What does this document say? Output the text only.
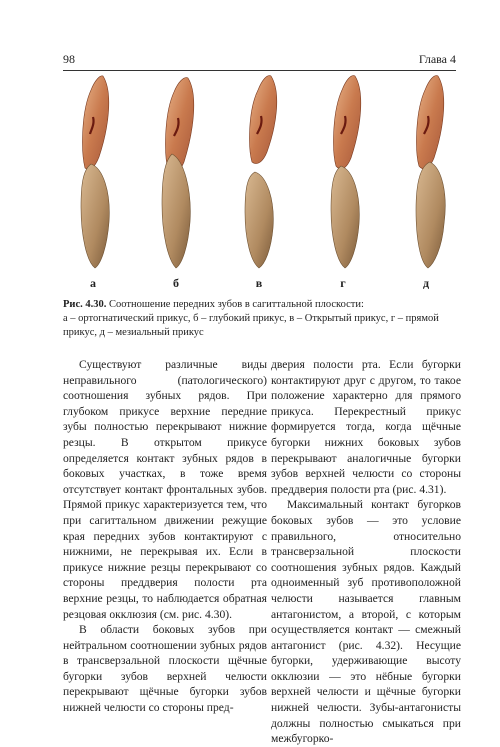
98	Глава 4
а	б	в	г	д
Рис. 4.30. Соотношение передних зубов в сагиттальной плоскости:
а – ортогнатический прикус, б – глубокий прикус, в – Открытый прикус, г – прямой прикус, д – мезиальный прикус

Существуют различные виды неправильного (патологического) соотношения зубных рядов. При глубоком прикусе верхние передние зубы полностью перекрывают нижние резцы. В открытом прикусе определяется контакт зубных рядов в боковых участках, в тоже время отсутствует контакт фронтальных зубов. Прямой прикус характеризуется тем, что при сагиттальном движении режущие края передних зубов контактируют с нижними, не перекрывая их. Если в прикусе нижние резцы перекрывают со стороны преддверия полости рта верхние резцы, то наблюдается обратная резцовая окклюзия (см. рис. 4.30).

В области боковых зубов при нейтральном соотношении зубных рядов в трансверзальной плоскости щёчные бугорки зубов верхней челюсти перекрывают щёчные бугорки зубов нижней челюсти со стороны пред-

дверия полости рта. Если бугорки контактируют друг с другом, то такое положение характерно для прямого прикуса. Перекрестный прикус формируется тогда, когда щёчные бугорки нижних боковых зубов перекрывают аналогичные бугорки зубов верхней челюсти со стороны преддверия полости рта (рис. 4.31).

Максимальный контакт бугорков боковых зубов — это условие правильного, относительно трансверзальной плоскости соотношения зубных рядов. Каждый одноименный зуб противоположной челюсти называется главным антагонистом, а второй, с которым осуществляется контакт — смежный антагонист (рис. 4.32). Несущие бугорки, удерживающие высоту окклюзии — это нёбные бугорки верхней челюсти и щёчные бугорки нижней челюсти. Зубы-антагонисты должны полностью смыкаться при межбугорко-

▶ [Exercise instructions]: Copy every line in the listing above where the string "преддверия" turns up.

▶ [Result for this exercise]:
Существуют различные виды неправильного (патологического) соотношения зубных рядов. При глубоком прикусе верхние передние зубы полностью перекрывают нижние резцы. В открытом прикусе определяется контакт зубных рядов в боковых участках, в тоже время отсутствует контакт фронтальных зубов. Прямой прикус характеризуется тем, что при сагиттальном движении режущие края передних зубов контактируют с нижними, не перекрывая их. Если в прикусе нижние резцы перекрывают со стороны преддверия полости рта верхние резцы, то наблюдается обратная резцовая окклюзия (см. рис. 4.30).
дверия полости рта. Если бугорки контактируют друг с другом, то такое положение характерно для прямого прикуса. Перекрестный прикус формируется тогда, когда щёчные бугорки нижних боковых зубов перекрывают аналогичные бугорки зубов верхней челюсти со стороны преддверия полости рта (рис. 4.31).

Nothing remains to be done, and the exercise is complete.